## Your task
Note each line that includes the word "SELECT". Copy those lines.

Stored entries
⟨
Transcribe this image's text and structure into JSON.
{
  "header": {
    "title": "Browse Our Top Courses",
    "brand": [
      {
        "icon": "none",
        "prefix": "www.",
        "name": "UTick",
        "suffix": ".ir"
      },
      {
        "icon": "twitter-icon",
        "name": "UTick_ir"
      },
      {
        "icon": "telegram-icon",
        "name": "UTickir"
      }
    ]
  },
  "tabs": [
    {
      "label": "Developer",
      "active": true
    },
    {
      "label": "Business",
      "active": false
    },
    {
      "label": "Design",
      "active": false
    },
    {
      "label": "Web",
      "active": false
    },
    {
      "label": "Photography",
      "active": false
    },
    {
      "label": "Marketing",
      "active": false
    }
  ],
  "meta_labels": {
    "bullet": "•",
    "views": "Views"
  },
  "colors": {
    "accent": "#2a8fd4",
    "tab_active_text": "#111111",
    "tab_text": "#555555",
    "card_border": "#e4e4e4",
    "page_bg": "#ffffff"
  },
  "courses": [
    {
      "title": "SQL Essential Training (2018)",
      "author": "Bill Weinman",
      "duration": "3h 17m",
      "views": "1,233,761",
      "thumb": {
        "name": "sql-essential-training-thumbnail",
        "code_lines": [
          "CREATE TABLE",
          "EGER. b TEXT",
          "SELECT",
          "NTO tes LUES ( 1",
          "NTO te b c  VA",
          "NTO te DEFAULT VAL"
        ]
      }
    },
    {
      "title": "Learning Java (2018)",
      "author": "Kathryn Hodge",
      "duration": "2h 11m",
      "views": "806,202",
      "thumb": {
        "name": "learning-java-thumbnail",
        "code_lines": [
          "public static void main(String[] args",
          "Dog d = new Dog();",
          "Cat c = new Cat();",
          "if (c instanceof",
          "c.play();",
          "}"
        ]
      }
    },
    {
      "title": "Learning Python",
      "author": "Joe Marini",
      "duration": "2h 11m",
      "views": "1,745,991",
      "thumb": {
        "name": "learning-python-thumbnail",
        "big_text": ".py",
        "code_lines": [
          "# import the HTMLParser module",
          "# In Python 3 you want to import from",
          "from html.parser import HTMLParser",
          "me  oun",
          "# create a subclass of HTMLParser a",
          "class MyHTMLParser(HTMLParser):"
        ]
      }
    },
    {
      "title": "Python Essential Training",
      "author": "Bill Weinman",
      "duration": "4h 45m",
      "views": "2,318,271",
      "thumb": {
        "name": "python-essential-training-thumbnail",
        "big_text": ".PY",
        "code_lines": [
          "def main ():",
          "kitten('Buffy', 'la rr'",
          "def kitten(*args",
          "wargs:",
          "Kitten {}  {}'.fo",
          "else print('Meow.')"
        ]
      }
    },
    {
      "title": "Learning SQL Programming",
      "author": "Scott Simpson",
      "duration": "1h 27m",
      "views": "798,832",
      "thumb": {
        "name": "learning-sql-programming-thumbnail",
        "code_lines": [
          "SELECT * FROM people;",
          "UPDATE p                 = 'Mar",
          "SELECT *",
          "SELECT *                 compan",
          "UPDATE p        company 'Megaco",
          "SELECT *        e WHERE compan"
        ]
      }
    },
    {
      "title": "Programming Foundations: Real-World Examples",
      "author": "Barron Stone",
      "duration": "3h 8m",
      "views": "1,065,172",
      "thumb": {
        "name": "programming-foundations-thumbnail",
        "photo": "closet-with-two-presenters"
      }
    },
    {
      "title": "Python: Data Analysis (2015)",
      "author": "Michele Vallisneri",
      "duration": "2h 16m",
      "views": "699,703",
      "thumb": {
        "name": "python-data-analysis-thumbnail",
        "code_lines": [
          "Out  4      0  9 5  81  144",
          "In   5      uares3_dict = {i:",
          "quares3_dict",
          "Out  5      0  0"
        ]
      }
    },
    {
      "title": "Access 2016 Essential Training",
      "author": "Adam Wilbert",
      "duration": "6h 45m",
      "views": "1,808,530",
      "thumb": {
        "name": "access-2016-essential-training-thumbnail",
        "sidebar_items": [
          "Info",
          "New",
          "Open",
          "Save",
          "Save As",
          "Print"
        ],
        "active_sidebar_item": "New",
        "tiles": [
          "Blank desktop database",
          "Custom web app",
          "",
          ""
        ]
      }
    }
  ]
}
⟩
## Solution to this exercise
          "SELECT",
          "SELECT * FROM people;",
          "SELECT *",
          "SELECT *                 compan",
          "SELECT *        e WHERE compan"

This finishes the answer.